Written problem 1
Quote the passage on double-file re-starts between "As a died-in-the-wool" and "started on that).", inclusive.
------------------------------------------------------------------------
There is no question where I stand on the double-file re-starts. They should stay – at all tracks. They added an element of suspense to the races. Of course, Dario Franchitti would be against it. He has stayed in the lead most of the time anyway. He doesn’t want anyone else to have a chance at taking that lead away. That’s understandable, and if I were in his shoes I’d probably feel the same way. But when a series is struggling for viewership and new fans, as cheesy as it sounds – you’ve got to do something to improve the show.

As a died-in-the-wool traditionalist, it pains me to say that – but for the long-term sake of the series, some changes have to be made. And that comes from a person who considers any change at all, a very bad thing.

In my opinion, the double-file re-starts did improve the show. They say that looking at the tape, there were several things that came close to happening last year on the re-starts at Indianapolis. Well you know what? They didn’t. JR Hildebrand came close to winning the Indianapolis 500 in his rookie year. Ryan Hunter-Reay came close to qualifying at Indianapolis last year. Guess what? Those things didn’t happen either, although RHR bought his way back in (but don’t get me started on that).
------------------------------------------------------------------------
Written problem 2
Edit the listing from its first line through the line containing "annotation: VR 16 — [151, 152, 176, 163]", inclusive, so that "y-tick-label" becomes "y-axis-label". Return only those lines, with nothing else changed.

Data entries
------------------------------------------------------------------------
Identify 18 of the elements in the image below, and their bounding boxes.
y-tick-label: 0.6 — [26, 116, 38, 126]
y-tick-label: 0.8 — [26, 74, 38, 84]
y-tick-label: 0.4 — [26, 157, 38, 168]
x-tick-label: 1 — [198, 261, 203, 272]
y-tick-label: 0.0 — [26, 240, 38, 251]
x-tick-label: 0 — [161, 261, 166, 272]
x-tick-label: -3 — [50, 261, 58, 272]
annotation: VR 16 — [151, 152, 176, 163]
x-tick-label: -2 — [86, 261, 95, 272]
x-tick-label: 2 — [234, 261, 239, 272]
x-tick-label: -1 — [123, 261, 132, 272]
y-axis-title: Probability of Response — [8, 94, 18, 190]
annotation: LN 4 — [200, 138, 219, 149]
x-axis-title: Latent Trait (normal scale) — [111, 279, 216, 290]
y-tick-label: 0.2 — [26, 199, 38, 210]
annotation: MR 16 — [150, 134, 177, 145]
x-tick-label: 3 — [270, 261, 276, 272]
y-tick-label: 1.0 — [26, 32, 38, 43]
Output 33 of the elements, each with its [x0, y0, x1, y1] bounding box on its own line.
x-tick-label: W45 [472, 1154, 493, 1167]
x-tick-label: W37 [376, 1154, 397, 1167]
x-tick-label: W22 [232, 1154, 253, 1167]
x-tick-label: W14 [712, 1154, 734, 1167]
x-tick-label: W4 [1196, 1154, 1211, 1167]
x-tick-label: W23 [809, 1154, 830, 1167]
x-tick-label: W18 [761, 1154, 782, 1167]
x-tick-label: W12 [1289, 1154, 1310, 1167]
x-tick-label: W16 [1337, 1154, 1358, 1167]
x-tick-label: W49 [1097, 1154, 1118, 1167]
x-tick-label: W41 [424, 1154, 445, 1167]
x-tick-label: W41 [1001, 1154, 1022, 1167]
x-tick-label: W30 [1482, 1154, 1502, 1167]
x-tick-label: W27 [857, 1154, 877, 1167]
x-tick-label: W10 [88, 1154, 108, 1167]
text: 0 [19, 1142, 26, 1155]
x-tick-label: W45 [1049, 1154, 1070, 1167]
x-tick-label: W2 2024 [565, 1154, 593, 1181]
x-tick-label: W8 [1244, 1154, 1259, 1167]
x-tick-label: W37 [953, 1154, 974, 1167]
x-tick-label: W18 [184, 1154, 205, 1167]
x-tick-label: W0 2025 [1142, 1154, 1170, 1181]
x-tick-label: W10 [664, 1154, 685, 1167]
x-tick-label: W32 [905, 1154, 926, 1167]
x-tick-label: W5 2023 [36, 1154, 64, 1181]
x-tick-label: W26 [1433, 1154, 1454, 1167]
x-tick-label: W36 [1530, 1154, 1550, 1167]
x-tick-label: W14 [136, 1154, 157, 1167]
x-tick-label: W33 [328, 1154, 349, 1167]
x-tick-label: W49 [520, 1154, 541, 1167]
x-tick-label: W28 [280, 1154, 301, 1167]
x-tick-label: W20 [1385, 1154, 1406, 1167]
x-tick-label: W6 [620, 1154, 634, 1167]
------------------------------------------------------------------------
Task answer 1
As a died-in-the-wool traditionalist, it pains me to say that – but for the long-term sake of the series, some changes have to be made. And that comes from a person who considers any change at all, a very bad thing.

In my opinion, the double-file re-starts did improve the show. They say that looking at the tape, there were several things that came close to happening last year on the re-starts at Indianapolis. Well you know what? They didn’t. JR Hildebrand came close to winning the Indianapolis 500 in his rookie year. Ryan Hunter-Reay came close to qualifying at Indianapolis last year. Guess what? Those things didn’t happen either, although RHR bought his way back in (but don’t get me started on that).

Task answer 2
Identify 18 of the elements in the image below, and their bounding boxes.
y-axis-label: 0.6 — [26, 116, 38, 126]
y-axis-label: 0.8 — [26, 74, 38, 84]
y-axis-label: 0.4 — [26, 157, 38, 168]
x-tick-label: 1 — [198, 261, 203, 272]
y-axis-label: 0.0 — [26, 240, 38, 251]
x-tick-label: 0 — [161, 261, 166, 272]
x-tick-label: -3 — [50, 261, 58, 272]
annotation: VR 16 — [151, 152, 176, 163]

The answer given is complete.